Problem requirements:
Print the listing in its entirety and exactly, leaving out images.
----------------
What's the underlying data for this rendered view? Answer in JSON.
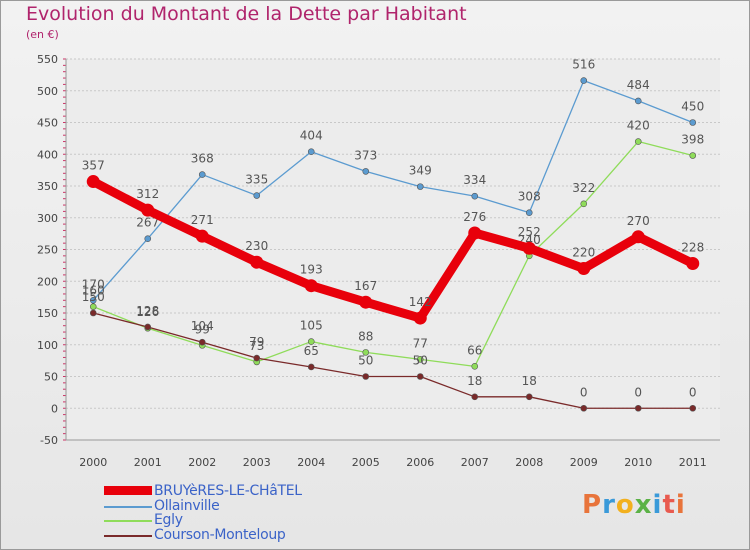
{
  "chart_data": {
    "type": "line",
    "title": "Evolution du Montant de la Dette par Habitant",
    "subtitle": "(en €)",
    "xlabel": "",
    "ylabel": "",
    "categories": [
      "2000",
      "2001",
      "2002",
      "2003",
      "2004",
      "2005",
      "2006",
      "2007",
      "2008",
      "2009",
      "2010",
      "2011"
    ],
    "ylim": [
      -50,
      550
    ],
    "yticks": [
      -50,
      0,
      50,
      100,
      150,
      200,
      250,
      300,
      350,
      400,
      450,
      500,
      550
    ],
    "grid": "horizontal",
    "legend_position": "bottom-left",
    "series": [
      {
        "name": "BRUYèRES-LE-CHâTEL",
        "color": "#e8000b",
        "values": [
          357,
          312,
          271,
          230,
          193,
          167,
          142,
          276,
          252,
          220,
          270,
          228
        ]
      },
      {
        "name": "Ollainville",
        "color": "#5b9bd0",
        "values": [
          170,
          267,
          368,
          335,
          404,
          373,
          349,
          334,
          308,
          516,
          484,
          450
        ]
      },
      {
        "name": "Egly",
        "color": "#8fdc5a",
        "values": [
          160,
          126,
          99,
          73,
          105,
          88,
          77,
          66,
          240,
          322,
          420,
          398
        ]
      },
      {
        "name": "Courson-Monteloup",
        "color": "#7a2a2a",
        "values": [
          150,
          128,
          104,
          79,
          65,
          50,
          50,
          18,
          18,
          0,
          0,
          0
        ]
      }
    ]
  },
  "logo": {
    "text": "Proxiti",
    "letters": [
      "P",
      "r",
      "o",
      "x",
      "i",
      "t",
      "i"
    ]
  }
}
----------------
Final result:
What's the underlying data for this rendered view? Answer in JSON.
{
  "chart_data": {
    "type": "line",
    "title": "Evolution du Montant de la Dette par Habitant",
    "subtitle": "(en €)",
    "xlabel": "",
    "ylabel": "",
    "categories": [
      "2000",
      "2001",
      "2002",
      "2003",
      "2004",
      "2005",
      "2006",
      "2007",
      "2008",
      "2009",
      "2010",
      "2011"
    ],
    "ylim": [
      -50,
      550
    ],
    "yticks": [
      -50,
      0,
      50,
      100,
      150,
      200,
      250,
      300,
      350,
      400,
      450,
      500,
      550
    ],
    "grid": "horizontal",
    "legend_position": "bottom-left",
    "series": [
      {
        "name": "BRUYèRES-LE-CHâTEL",
        "color": "#e8000b",
        "values": [
          357,
          312,
          271,
          230,
          193,
          167,
          142,
          276,
          252,
          220,
          270,
          228
        ]
      },
      {
        "name": "Ollainville",
        "color": "#5b9bd0",
        "values": [
          170,
          267,
          368,
          335,
          404,
          373,
          349,
          334,
          308,
          516,
          484,
          450
        ]
      },
      {
        "name": "Egly",
        "color": "#8fdc5a",
        "values": [
          160,
          126,
          99,
          73,
          105,
          88,
          77,
          66,
          240,
          322,
          420,
          398
        ]
      },
      {
        "name": "Courson-Monteloup",
        "color": "#7a2a2a",
        "values": [
          150,
          128,
          104,
          79,
          65,
          50,
          50,
          18,
          18,
          0,
          0,
          0
        ]
      }
    ]
  },
  "logo": {
    "text": "Proxiti",
    "letters": [
      "P",
      "r",
      "o",
      "x",
      "i",
      "t",
      "i"
    ]
  }
}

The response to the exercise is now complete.